- What needs to be done
Please transcribe the data that follows without the pictures, keeping every word the same.

>> begin Data lines

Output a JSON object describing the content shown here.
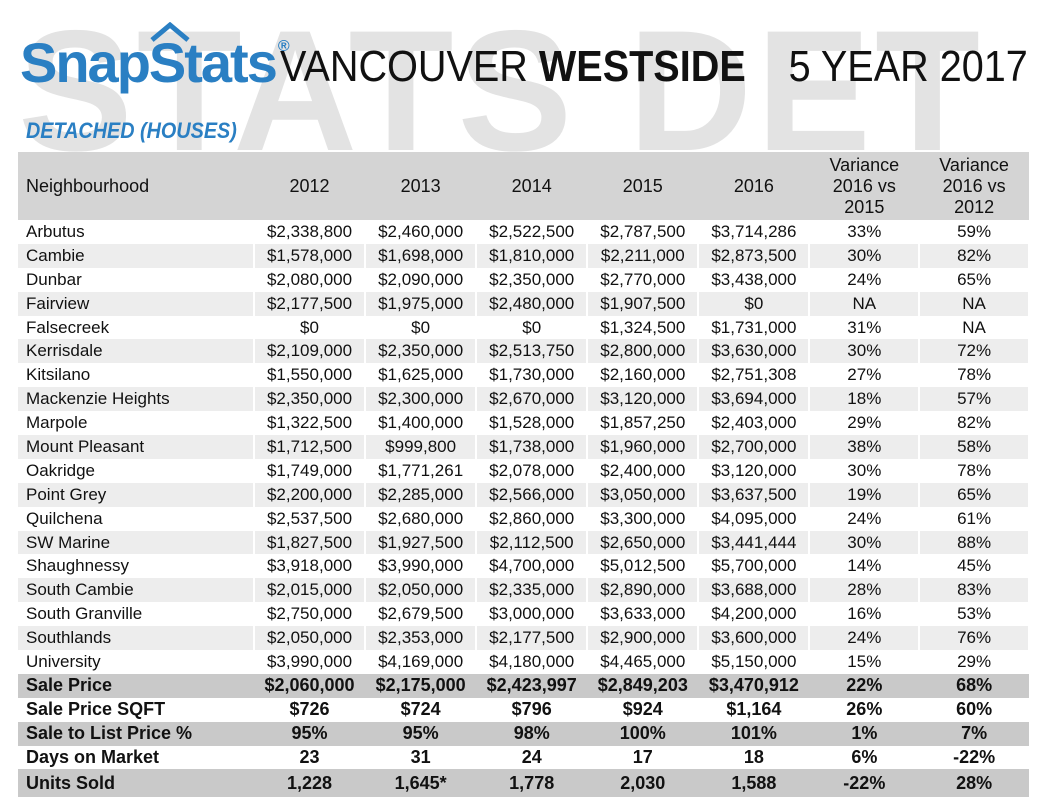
{
  "header": {
    "logo_text": "SnapStats",
    "logo_reg": "®",
    "title_part1": "VANCOUVER ",
    "title_part2": "WESTSIDE",
    "period": "5 YEAR 2017",
    "watermark": "STATS  DET",
    "subtitle": "DETACHED (HOUSES)"
  },
  "colors": {
    "brand_blue": "#2a7fc3",
    "header_gray": "#d4d4d4",
    "row_alt": "#ededed",
    "summary_gray": "#c9c9c9"
  },
  "table": {
    "columns": [
      "Neighbourhood",
      "2012",
      "2013",
      "2014",
      "2015",
      "2016",
      "Variance 2016 vs 2015",
      "Variance 2016 vs 2012"
    ],
    "column_lines": {
      "var1": [
        "Variance",
        "2016 vs",
        "2015"
      ],
      "var2": [
        "Variance",
        "2016 vs",
        "2012"
      ]
    },
    "rows": [
      [
        "Arbutus",
        "$2,338,800",
        "$2,460,000",
        "$2,522,500",
        "$2,787,500",
        "$3,714,286",
        "33%",
        "59%"
      ],
      [
        "Cambie",
        "$1,578,000",
        "$1,698,000",
        "$1,810,000",
        "$2,211,000",
        "$2,873,500",
        "30%",
        "82%"
      ],
      [
        "Dunbar",
        "$2,080,000",
        "$2,090,000",
        "$2,350,000",
        "$2,770,000",
        "$3,438,000",
        "24%",
        "65%"
      ],
      [
        "Fairview",
        "$2,177,500",
        "$1,975,000",
        "$2,480,000",
        "$1,907,500",
        "$0",
        "NA",
        "NA"
      ],
      [
        "Falsecreek",
        "$0",
        "$0",
        "$0",
        "$1,324,500",
        "$1,731,000",
        "31%",
        "NA"
      ],
      [
        "Kerrisdale",
        "$2,109,000",
        "$2,350,000",
        "$2,513,750",
        "$2,800,000",
        "$3,630,000",
        "30%",
        "72%"
      ],
      [
        "Kitsilano",
        "$1,550,000",
        "$1,625,000",
        "$1,730,000",
        "$2,160,000",
        "$2,751,308",
        "27%",
        "78%"
      ],
      [
        "Mackenzie Heights",
        "$2,350,000",
        "$2,300,000",
        "$2,670,000",
        "$3,120,000",
        "$3,694,000",
        "18%",
        "57%"
      ],
      [
        "Marpole",
        "$1,322,500",
        "$1,400,000",
        "$1,528,000",
        "$1,857,250",
        "$2,403,000",
        "29%",
        "82%"
      ],
      [
        "Mount Pleasant",
        "$1,712,500",
        "$999,800",
        "$1,738,000",
        "$1,960,000",
        "$2,700,000",
        "38%",
        "58%"
      ],
      [
        "Oakridge",
        "$1,749,000",
        "$1,771,261",
        "$2,078,000",
        "$2,400,000",
        "$3,120,000",
        "30%",
        "78%"
      ],
      [
        "Point Grey",
        "$2,200,000",
        "$2,285,000",
        "$2,566,000",
        "$3,050,000",
        "$3,637,500",
        "19%",
        "65%"
      ],
      [
        "Quilchena",
        "$2,537,500",
        "$2,680,000",
        "$2,860,000",
        "$3,300,000",
        "$4,095,000",
        "24%",
        "61%"
      ],
      [
        "SW Marine",
        "$1,827,500",
        "$1,927,500",
        "$2,112,500",
        "$2,650,000",
        "$3,441,444",
        "30%",
        "88%"
      ],
      [
        "Shaughnessy",
        "$3,918,000",
        "$3,990,000",
        "$4,700,000",
        "$5,012,500",
        "$5,700,000",
        "14%",
        "45%"
      ],
      [
        "South Cambie",
        "$2,015,000",
        "$2,050,000",
        "$2,335,000",
        "$2,890,000",
        "$3,688,000",
        "28%",
        "83%"
      ],
      [
        "South Granville",
        "$2,750,000",
        "$2,679,500",
        "$3,000,000",
        "$3,633,000",
        "$4,200,000",
        "16%",
        "53%"
      ],
      [
        "Southlands",
        "$2,050,000",
        "$2,353,000",
        "$2,177,500",
        "$2,900,000",
        "$3,600,000",
        "24%",
        "76%"
      ],
      [
        "University",
        "$3,990,000",
        "$4,169,000",
        "$4,180,000",
        "$4,465,000",
        "$5,150,000",
        "15%",
        "29%"
      ]
    ],
    "summary": [
      [
        "Sale Price",
        "$2,060,000",
        "$2,175,000",
        "$2,423,997",
        "$2,849,203",
        "$3,470,912",
        "22%",
        "68%"
      ],
      [
        "Sale Price SQFT",
        "$726",
        "$724",
        "$796",
        "$924",
        "$1,164",
        "26%",
        "60%"
      ],
      [
        "Sale to List Price %",
        "95%",
        "95%",
        "98%",
        "100%",
        "101%",
        "1%",
        "7%"
      ],
      [
        "Days on Market",
        "23",
        "31",
        "24",
        "17",
        "18",
        "6%",
        "-22%"
      ],
      [
        "Units Sold",
        "1,228",
        "1,645*",
        "1,778",
        "2,030",
        "1,588",
        "-22%",
        "28%"
      ]
    ]
  }
}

>> end Data lines

- The response
Output a JSON object describing the content shown here.
{
  "header": {
    "logo_text": "SnapStats",
    "logo_reg": "®",
    "title_part1": "VANCOUVER ",
    "title_part2": "WESTSIDE",
    "period": "5 YEAR 2017",
    "watermark": "STATS  DET",
    "subtitle": "DETACHED (HOUSES)"
  },
  "colors": {
    "brand_blue": "#2a7fc3",
    "header_gray": "#d4d4d4",
    "row_alt": "#ededed",
    "summary_gray": "#c9c9c9"
  },
  "table": {
    "columns": [
      "Neighbourhood",
      "2012",
      "2013",
      "2014",
      "2015",
      "2016",
      "Variance 2016 vs 2015",
      "Variance 2016 vs 2012"
    ],
    "column_lines": {
      "var1": [
        "Variance",
        "2016 vs",
        "2015"
      ],
      "var2": [
        "Variance",
        "2016 vs",
        "2012"
      ]
    },
    "rows": [
      [
        "Arbutus",
        "$2,338,800",
        "$2,460,000",
        "$2,522,500",
        "$2,787,500",
        "$3,714,286",
        "33%",
        "59%"
      ],
      [
        "Cambie",
        "$1,578,000",
        "$1,698,000",
        "$1,810,000",
        "$2,211,000",
        "$2,873,500",
        "30%",
        "82%"
      ],
      [
        "Dunbar",
        "$2,080,000",
        "$2,090,000",
        "$2,350,000",
        "$2,770,000",
        "$3,438,000",
        "24%",
        "65%"
      ],
      [
        "Fairview",
        "$2,177,500",
        "$1,975,000",
        "$2,480,000",
        "$1,907,500",
        "$0",
        "NA",
        "NA"
      ],
      [
        "Falsecreek",
        "$0",
        "$0",
        "$0",
        "$1,324,500",
        "$1,731,000",
        "31%",
        "NA"
      ],
      [
        "Kerrisdale",
        "$2,109,000",
        "$2,350,000",
        "$2,513,750",
        "$2,800,000",
        "$3,630,000",
        "30%",
        "72%"
      ],
      [
        "Kitsilano",
        "$1,550,000",
        "$1,625,000",
        "$1,730,000",
        "$2,160,000",
        "$2,751,308",
        "27%",
        "78%"
      ],
      [
        "Mackenzie Heights",
        "$2,350,000",
        "$2,300,000",
        "$2,670,000",
        "$3,120,000",
        "$3,694,000",
        "18%",
        "57%"
      ],
      [
        "Marpole",
        "$1,322,500",
        "$1,400,000",
        "$1,528,000",
        "$1,857,250",
        "$2,403,000",
        "29%",
        "82%"
      ],
      [
        "Mount Pleasant",
        "$1,712,500",
        "$999,800",
        "$1,738,000",
        "$1,960,000",
        "$2,700,000",
        "38%",
        "58%"
      ],
      [
        "Oakridge",
        "$1,749,000",
        "$1,771,261",
        "$2,078,000",
        "$2,400,000",
        "$3,120,000",
        "30%",
        "78%"
      ],
      [
        "Point Grey",
        "$2,200,000",
        "$2,285,000",
        "$2,566,000",
        "$3,050,000",
        "$3,637,500",
        "19%",
        "65%"
      ],
      [
        "Quilchena",
        "$2,537,500",
        "$2,680,000",
        "$2,860,000",
        "$3,300,000",
        "$4,095,000",
        "24%",
        "61%"
      ],
      [
        "SW Marine",
        "$1,827,500",
        "$1,927,500",
        "$2,112,500",
        "$2,650,000",
        "$3,441,444",
        "30%",
        "88%"
      ],
      [
        "Shaughnessy",
        "$3,918,000",
        "$3,990,000",
        "$4,700,000",
        "$5,012,500",
        "$5,700,000",
        "14%",
        "45%"
      ],
      [
        "South Cambie",
        "$2,015,000",
        "$2,050,000",
        "$2,335,000",
        "$2,890,000",
        "$3,688,000",
        "28%",
        "83%"
      ],
      [
        "South Granville",
        "$2,750,000",
        "$2,679,500",
        "$3,000,000",
        "$3,633,000",
        "$4,200,000",
        "16%",
        "53%"
      ],
      [
        "Southlands",
        "$2,050,000",
        "$2,353,000",
        "$2,177,500",
        "$2,900,000",
        "$3,600,000",
        "24%",
        "76%"
      ],
      [
        "University",
        "$3,990,000",
        "$4,169,000",
        "$4,180,000",
        "$4,465,000",
        "$5,150,000",
        "15%",
        "29%"
      ]
    ],
    "summary": [
      [
        "Sale Price",
        "$2,060,000",
        "$2,175,000",
        "$2,423,997",
        "$2,849,203",
        "$3,470,912",
        "22%",
        "68%"
      ],
      [
        "Sale Price SQFT",
        "$726",
        "$724",
        "$796",
        "$924",
        "$1,164",
        "26%",
        "60%"
      ],
      [
        "Sale to List Price %",
        "95%",
        "95%",
        "98%",
        "100%",
        "101%",
        "1%",
        "7%"
      ],
      [
        "Days on Market",
        "23",
        "31",
        "24",
        "17",
        "18",
        "6%",
        "-22%"
      ],
      [
        "Units Sold",
        "1,228",
        "1,645*",
        "1,778",
        "2,030",
        "1,588",
        "-22%",
        "28%"
      ]
    ]
  }
}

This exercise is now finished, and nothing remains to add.